== DATA PROVIDED ==
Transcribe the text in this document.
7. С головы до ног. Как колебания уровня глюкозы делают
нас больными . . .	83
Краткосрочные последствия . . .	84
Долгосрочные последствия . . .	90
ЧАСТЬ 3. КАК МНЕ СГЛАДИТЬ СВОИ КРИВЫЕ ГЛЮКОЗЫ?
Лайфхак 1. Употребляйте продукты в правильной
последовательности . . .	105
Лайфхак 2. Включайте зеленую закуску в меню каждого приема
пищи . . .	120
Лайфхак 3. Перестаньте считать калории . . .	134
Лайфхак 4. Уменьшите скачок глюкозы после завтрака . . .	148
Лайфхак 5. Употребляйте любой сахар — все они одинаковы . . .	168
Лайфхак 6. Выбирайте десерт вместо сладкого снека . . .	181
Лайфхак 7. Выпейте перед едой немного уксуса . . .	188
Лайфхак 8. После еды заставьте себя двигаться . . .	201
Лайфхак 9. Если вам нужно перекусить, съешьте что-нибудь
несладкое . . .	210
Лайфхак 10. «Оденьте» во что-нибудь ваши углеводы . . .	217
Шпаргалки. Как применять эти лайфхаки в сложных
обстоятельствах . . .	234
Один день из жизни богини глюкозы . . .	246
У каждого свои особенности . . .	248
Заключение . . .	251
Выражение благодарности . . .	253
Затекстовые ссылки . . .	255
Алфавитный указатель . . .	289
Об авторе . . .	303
===
DIRECTIONS: Retype the whole listing above exactly.

RESULT BELOW:
Transcribe the text in this document.
7. С головы до ног. Как колебания уровня глюкозы делают
нас больными . . .	83
Краткосрочные последствия . . .	84
Долгосрочные последствия . . .	90
ЧАСТЬ 3. КАК МНЕ СГЛАДИТЬ СВОИ КРИВЫЕ ГЛЮКОЗЫ?
Лайфхак 1. Употребляйте продукты в правильной
последовательности . . .	105
Лайфхак 2. Включайте зеленую закуску в меню каждого приема
пищи . . .	120
Лайфхак 3. Перестаньте считать калории . . .	134
Лайфхак 4. Уменьшите скачок глюкозы после завтрака . . .	148
Лайфхак 5. Употребляйте любой сахар — все они одинаковы . . .	168
Лайфхак 6. Выбирайте десерт вместо сладкого снека . . .	181
Лайфхак 7. Выпейте перед едой немного уксуса . . .	188
Лайфхак 8. После еды заставьте себя двигаться . . .	201
Лайфхак 9. Если вам нужно перекусить, съешьте что-нибудь
несладкое . . .	210
Лайфхак 10. «Оденьте» во что-нибудь ваши углеводы . . .	217
Шпаргалки. Как применять эти лайфхаки в сложных
обстоятельствах . . .	234
Один день из жизни богини глюкозы . . .	246
У каждого свои особенности . . .	248
Заключение . . .	251
Выражение благодарности . . .	253
Затекстовые ссылки . . .	255
Алфавитный указатель . . .	289
Об авторе . . .	303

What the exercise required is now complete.